What needs to be done:
Return the material word for word. Do not include the pictures.

Dataset content:
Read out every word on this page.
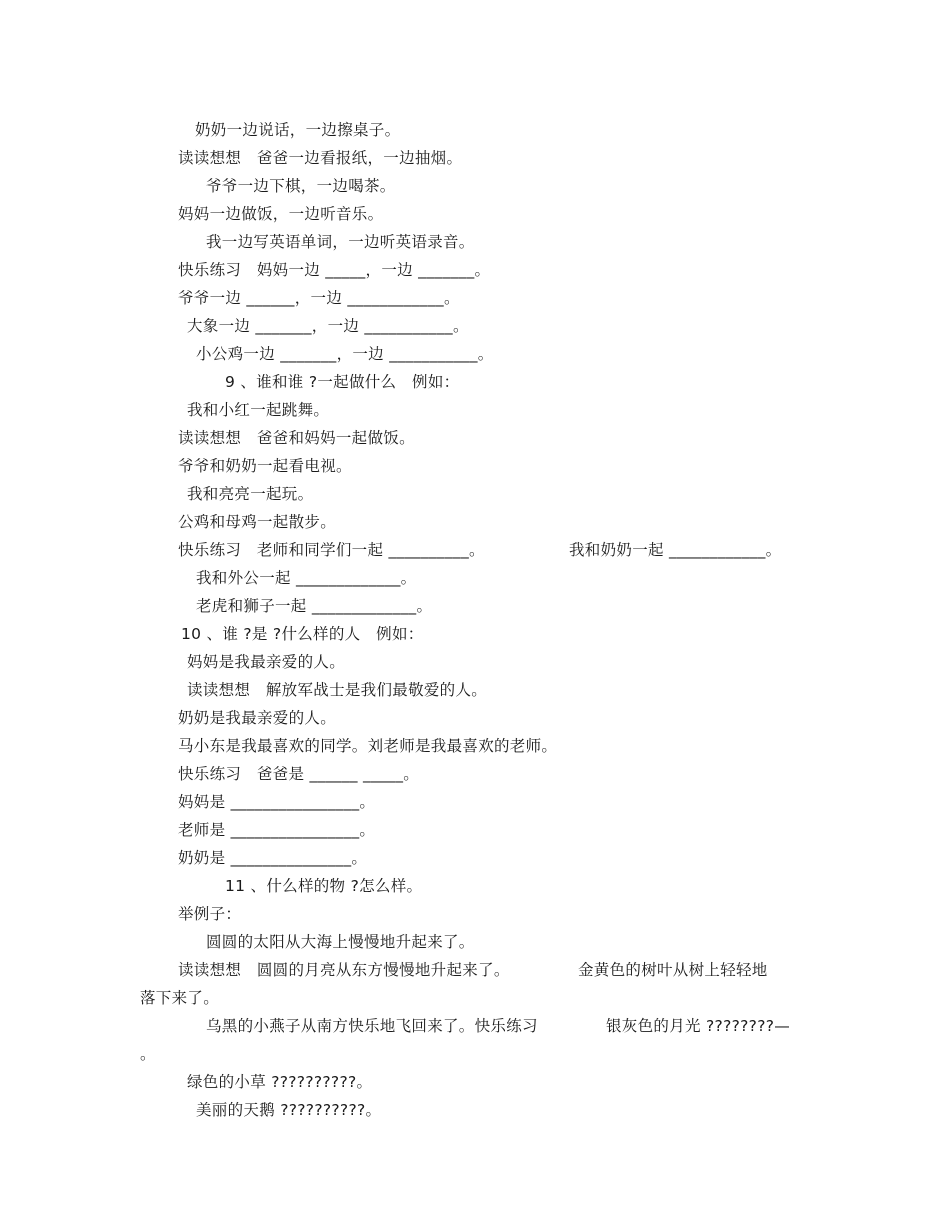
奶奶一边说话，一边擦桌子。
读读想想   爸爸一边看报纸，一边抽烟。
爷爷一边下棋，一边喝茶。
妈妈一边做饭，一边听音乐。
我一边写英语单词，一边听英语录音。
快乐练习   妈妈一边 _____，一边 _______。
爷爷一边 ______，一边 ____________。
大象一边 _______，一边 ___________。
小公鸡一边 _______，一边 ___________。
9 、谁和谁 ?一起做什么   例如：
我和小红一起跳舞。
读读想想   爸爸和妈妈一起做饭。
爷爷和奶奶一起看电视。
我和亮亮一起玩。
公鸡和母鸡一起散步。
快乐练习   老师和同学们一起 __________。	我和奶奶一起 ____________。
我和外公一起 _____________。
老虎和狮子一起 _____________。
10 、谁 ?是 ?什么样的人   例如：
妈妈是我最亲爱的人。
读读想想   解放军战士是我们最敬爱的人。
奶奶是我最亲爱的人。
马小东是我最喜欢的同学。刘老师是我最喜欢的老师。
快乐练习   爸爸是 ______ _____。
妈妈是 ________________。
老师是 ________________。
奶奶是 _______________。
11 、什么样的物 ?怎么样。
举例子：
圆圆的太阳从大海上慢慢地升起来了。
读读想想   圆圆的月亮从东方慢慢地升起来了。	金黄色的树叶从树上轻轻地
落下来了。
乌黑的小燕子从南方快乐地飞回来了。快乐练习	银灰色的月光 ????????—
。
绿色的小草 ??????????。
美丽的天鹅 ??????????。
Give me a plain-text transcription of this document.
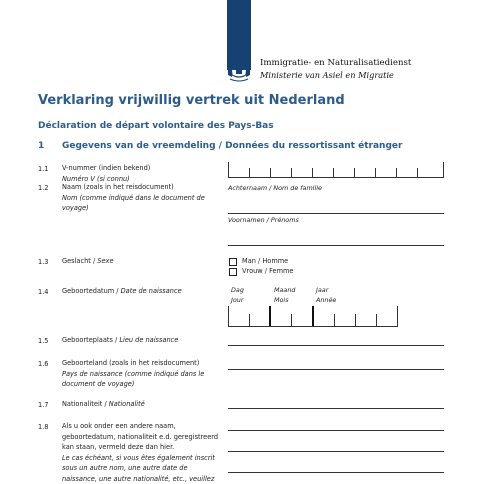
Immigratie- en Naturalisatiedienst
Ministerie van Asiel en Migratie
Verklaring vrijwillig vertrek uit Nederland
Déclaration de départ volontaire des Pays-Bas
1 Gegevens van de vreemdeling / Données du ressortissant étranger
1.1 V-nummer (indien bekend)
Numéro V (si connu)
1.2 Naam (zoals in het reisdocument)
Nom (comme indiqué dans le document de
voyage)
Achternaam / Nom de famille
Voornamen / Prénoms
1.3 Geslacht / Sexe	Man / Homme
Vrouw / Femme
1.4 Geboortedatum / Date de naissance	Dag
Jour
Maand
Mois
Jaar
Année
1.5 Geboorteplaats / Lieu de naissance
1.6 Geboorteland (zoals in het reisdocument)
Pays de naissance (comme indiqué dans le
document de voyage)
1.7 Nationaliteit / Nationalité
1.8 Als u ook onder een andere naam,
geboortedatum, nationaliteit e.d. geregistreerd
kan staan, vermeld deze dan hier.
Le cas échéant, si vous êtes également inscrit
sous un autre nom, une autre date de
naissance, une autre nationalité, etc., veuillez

Task result:
Read out every word on this page.
奶奶一边说话，一边擦桌子。
读读想想   爸爸一边看报纸，一边抽烟。
爷爷一边下棋，一边喝茶。
妈妈一边做饭，一边听音乐。
我一边写英语单词，一边听英语录音。
快乐练习   妈妈一边 _____，一边 _______。
爷爷一边 ______，一边 ____________。
大象一边 _______，一边 ___________。
小公鸡一边 _______，一边 ___________。
9 、谁和谁 ?一起做什么   例如：
我和小红一起跳舞。
读读想想   爸爸和妈妈一起做饭。
爷爷和奶奶一起看电视。
我和亮亮一起玩。
公鸡和母鸡一起散步。
快乐练习   老师和同学们一起 __________。	我和奶奶一起 ____________。
我和外公一起 _____________。
老虎和狮子一起 _____________。
10 、谁 ?是 ?什么样的人   例如：
妈妈是我最亲爱的人。
读读想想   解放军战士是我们最敬爱的人。
奶奶是我最亲爱的人。
马小东是我最喜欢的同学。刘老师是我最喜欢的老师。
快乐练习   爸爸是 ______ _____。
妈妈是 ________________。
老师是 ________________。
奶奶是 _______________。
11 、什么样的物 ?怎么样。
举例子：
圆圆的太阳从大海上慢慢地升起来了。
读读想想   圆圆的月亮从东方慢慢地升起来了。	金黄色的树叶从树上轻轻地
落下来了。
乌黑的小燕子从南方快乐地飞回来了。快乐练习	银灰色的月光 ????????—
。
绿色的小草 ??????????。
美丽的天鹅 ??????????。
Give me a plain-text transcription of this document.
Immigratie- en Naturalisatiedienst
Ministerie van Asiel en Migratie
Verklaring vrijwillig vertrek uit Nederland
Déclaration de départ volontaire des Pays-Bas
1 Gegevens van de vreemdeling / Données du ressortissant étranger
1.1 V-nummer (indien bekend)
Numéro V (si connu)
1.2 Naam (zoals in het reisdocument)
Nom (comme indiqué dans le document de
voyage)
Achternaam / Nom de famille
Voornamen / Prénoms
1.3 Geslacht / Sexe	Man / Homme
Vrouw / Femme
1.4 Geboortedatum / Date de naissance	Dag
Jour
Maand
Mois
Jaar
Année
1.5 Geboorteplaats / Lieu de naissance
1.6 Geboorteland (zoals in het reisdocument)
Pays de naissance (comme indiqué dans le
document de voyage)
1.7 Nationaliteit / Nationalité
1.8 Als u ook onder een andere naam,
geboortedatum, nationaliteit e.d. geregistreerd
kan staan, vermeld deze dan hier.
Le cas échéant, si vous êtes également inscrit
sous un autre nom, une autre date de
naissance, une autre nationalité, etc., veuillez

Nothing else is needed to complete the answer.